- _What you need to do_
- 1) In the Black Cards article, who played guitar in the band?
- 2) Continue the Black Cards article from its last sentence.

Background information
- Genres: Electropop; ska; rock; pop; dance; dubstep; ^{[citation needed]}
- Years active: 2010–2012
- Labels: Decaydance; Island Def Jam;
- Past members: Bebe Rexha; Nate Patterson; Spencer Peterson; Pete Wentz;
- Website: blackcardsmusic.com

= Black Cards =

American electronic band (2010–2012)

Black Cards was an American electronic music band that formed in July 2010 as Fall Out Boy bassist Pete Wentz's new main project following the band's hiatus. Originally conceived as a four-piece electropop band, Wentz played bass guitar and wrote the band's lyrics, while singer Bebe Rexha filled in on vocals. The pair met when Wentz and producer Sam Hollander overheard Rexha recording demos at their studio. Nate Patterson and Spencer Peterson completed the lineup with guitar and drums respectively.

Shortly after forming, the group released songs to YouTube, and one to iTunes. Initially the band had planned to write and record a full-length LP to be released in Summer 2011. However, in January 2012, after multiple delays and uncertainty about the band's future, the project came to a halt. Rexha left the band to pursue a solo career and Wentz reevaluated the band's future. Shortly after, the group released a statement saying that they were starting over and on January 26, they released a remix mixtape entitled Up the Anti – Volume 1.

After releasing the mixtape, the band went on to say they would continue remixing tracks by other artists and would be releasing both unreleased tracks from the scrapped album as well as new, original material. Wentz also hinted at the possibility of an upcoming tour. Since that time, the duo has played at various shows and festivals across the U.S. and released a remix mixtape. In July 2012, Use Your Disillusion EP was released which they worked on with Twice as Nice. Black Cards became inactive as Fall Out Boy secretly recorded an album towards the end of 2012 and announced the end of their hiatus on February 4, 2013. In June 2019, over seven years after splitting from Black Cards, Rexha teased a solo track featuring Wentz, titled "Heaven Sent".

- _Excerpted records_
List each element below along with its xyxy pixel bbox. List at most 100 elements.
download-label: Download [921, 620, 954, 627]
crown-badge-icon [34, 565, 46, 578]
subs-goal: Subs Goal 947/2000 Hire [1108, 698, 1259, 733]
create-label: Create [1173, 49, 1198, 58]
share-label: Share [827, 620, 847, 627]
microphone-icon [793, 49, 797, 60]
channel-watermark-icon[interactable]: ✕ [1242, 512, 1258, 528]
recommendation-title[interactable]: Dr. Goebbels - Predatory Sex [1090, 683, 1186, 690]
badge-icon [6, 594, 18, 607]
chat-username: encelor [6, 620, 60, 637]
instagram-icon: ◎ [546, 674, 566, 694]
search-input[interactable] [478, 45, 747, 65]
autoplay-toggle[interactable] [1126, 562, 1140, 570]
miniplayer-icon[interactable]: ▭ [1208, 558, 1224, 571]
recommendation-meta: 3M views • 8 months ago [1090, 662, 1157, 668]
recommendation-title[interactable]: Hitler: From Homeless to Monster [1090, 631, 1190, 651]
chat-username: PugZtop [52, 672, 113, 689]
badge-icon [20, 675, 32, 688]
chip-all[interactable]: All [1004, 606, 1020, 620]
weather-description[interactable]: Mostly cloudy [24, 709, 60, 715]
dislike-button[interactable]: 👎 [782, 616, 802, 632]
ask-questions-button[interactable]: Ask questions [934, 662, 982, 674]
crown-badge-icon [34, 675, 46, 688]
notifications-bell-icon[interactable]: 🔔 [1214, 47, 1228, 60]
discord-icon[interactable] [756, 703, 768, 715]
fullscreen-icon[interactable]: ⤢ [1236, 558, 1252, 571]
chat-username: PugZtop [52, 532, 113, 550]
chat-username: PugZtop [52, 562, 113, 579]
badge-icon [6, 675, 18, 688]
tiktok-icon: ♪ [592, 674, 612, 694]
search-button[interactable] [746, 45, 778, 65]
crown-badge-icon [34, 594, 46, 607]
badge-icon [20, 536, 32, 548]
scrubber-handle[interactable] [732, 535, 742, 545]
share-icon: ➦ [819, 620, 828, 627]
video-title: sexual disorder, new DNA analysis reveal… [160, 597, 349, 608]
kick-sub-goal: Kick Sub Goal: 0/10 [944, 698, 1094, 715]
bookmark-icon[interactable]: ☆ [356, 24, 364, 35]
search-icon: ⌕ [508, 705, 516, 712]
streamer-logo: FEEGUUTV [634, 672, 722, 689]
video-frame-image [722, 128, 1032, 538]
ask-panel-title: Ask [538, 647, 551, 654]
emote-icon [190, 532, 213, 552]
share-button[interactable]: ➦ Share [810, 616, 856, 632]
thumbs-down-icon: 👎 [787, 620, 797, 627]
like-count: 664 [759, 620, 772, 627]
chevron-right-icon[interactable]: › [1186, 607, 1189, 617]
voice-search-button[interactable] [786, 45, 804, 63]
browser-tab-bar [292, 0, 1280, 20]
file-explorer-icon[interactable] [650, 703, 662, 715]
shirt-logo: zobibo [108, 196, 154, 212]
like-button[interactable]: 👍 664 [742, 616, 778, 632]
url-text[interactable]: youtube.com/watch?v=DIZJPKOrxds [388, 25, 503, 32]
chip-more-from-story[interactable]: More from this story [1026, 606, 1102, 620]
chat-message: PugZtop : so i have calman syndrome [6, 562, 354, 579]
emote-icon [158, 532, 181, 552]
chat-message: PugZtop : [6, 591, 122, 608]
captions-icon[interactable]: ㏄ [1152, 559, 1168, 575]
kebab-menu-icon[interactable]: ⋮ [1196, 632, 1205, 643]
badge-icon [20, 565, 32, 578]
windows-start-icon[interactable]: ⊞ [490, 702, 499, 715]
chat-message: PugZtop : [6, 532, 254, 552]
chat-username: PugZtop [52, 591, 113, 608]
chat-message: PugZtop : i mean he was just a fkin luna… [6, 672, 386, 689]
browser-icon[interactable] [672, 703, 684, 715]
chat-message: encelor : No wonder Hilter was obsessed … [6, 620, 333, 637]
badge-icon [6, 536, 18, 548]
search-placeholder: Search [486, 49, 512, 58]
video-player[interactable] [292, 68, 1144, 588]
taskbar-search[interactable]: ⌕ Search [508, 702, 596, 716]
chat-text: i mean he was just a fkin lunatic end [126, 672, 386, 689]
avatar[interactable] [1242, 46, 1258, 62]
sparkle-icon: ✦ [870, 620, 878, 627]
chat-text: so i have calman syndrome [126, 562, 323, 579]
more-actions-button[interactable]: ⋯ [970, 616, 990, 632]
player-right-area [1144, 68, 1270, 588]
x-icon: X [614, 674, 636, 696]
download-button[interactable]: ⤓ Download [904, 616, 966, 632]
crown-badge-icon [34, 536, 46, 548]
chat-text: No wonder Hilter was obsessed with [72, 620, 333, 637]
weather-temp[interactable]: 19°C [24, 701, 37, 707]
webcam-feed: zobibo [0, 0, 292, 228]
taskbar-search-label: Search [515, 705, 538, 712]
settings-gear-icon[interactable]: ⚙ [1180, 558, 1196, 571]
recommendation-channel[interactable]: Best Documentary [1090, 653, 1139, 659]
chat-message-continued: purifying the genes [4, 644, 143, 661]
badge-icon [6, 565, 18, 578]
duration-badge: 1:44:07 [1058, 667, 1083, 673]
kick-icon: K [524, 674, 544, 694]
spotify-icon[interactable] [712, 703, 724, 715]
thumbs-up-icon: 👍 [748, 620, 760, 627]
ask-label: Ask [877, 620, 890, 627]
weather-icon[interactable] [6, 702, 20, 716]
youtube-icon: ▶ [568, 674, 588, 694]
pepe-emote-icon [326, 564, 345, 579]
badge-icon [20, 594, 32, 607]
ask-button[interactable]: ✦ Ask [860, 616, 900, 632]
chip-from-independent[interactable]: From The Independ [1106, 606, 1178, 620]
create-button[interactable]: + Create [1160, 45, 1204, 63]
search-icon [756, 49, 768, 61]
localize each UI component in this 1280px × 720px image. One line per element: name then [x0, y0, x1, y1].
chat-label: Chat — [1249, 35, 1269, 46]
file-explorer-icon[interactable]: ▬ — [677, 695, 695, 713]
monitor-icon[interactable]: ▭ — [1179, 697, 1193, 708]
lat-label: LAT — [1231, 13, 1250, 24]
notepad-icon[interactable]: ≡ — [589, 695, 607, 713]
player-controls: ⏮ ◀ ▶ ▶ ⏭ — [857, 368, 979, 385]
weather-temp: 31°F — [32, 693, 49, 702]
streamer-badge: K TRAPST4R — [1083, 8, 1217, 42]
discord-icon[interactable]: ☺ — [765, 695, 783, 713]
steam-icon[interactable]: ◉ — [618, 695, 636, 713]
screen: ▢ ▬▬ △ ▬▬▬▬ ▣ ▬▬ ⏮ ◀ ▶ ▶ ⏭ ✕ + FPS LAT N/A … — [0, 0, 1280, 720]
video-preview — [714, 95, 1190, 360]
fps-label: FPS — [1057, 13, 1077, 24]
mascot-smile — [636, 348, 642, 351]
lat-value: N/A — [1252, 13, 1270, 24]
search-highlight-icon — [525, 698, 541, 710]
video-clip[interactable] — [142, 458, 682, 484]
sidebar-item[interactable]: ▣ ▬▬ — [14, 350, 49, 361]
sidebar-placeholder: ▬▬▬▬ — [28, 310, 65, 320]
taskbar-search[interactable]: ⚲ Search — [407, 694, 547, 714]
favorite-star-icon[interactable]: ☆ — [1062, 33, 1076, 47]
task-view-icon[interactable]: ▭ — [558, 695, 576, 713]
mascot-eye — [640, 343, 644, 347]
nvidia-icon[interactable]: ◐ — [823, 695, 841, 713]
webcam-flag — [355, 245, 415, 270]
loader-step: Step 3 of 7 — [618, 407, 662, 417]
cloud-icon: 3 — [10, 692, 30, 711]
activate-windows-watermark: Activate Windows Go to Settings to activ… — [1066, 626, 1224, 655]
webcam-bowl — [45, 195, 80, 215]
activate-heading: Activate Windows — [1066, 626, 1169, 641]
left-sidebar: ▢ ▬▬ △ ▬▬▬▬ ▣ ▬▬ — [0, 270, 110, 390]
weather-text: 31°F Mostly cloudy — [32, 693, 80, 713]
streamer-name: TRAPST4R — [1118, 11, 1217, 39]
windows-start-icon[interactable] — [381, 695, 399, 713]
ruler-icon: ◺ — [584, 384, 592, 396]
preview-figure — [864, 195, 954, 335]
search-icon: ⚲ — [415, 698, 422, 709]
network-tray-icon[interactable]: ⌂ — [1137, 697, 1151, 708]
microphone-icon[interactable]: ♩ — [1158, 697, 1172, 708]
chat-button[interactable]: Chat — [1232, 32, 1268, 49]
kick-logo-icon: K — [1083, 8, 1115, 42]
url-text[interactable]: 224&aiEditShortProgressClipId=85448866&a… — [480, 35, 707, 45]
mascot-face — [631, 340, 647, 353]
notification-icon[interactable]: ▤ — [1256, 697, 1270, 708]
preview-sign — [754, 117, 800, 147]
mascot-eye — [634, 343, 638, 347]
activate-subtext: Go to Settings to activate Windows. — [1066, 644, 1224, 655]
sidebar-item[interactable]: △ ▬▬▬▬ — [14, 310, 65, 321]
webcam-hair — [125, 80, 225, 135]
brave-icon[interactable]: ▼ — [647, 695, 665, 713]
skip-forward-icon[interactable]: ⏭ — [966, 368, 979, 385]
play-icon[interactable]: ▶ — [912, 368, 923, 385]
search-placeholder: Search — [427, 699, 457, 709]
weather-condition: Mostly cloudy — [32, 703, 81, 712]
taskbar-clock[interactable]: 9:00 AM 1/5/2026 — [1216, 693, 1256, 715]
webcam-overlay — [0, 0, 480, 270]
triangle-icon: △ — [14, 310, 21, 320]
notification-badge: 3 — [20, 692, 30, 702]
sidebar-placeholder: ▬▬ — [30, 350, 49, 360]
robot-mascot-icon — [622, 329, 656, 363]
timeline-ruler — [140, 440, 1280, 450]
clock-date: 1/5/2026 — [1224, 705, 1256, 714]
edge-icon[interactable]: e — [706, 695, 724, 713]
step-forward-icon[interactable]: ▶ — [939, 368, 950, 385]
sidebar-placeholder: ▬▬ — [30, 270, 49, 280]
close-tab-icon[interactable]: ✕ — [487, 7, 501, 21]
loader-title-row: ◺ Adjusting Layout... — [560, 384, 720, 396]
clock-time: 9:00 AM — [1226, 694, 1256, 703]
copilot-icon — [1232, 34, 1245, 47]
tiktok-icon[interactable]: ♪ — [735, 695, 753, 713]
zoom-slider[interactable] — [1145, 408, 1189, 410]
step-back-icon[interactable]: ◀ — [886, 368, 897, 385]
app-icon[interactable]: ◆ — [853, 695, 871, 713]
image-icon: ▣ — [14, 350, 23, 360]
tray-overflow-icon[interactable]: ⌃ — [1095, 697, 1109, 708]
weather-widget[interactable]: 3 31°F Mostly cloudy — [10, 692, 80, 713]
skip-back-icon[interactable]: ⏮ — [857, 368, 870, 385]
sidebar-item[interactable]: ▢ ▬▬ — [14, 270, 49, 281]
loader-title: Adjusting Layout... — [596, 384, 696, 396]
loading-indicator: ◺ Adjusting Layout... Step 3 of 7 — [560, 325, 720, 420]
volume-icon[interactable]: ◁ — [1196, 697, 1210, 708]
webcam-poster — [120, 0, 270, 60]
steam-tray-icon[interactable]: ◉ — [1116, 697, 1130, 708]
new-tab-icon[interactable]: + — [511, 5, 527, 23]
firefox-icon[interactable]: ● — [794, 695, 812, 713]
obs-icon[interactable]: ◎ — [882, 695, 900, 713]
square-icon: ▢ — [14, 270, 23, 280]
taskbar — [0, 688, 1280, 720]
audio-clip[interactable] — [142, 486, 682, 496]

- _Task-by-task results_
- 1) Nate Patterson

- 2)
==History==
===Formation (2010)===
Black Cards was formed in July 2010 by Pete Wentz. Fall Out Boy went on hiatus in late 2009, with Wentz announcing his desire to take a break from music and concentrate more on being with his wife and child. However, Wentz eventually ventured into another musical project, this time experimenting a lot more going to a more electronic dance-ska direction with the music. Wentz had said he was taking time off with his family, when he started being inspired again by such Jamaican reggae songs as Culture's "Two Sevens Clash" and The Gladiators' "Warriors". Wentz then contacted producer Sam Hollander (Gym Class Heroes, Cobra Starship, Hey Monday) and discussed the idea with him to mash up ska, dance and reggae with '80s British rock and pop to create a new experimental sound. Wentz did not want to attempt to replace Patrick Stump (his bandmate in Fall Out Boy), and decided to go in a new direction taking a female vocalist instead – amateur singer Bebe Rexha.

Pete Wentz originally maintained a level of secrecy around the identity of other members. In an interview with MTV.com on July 20, 2010, Wentz had denied the rumors that either former Chiodos member Craig Owens or Panic! at the Disco's Brendon Urie were part of the new project. Wentz later revealed the identity of the band's drummer as Spencer Peterson (formerly of Saves the Day, VersaEmerge and Hidden in Plain View) and the band's guitarist as Nate Patterson (of The Receiving End of Sirens) through his blog.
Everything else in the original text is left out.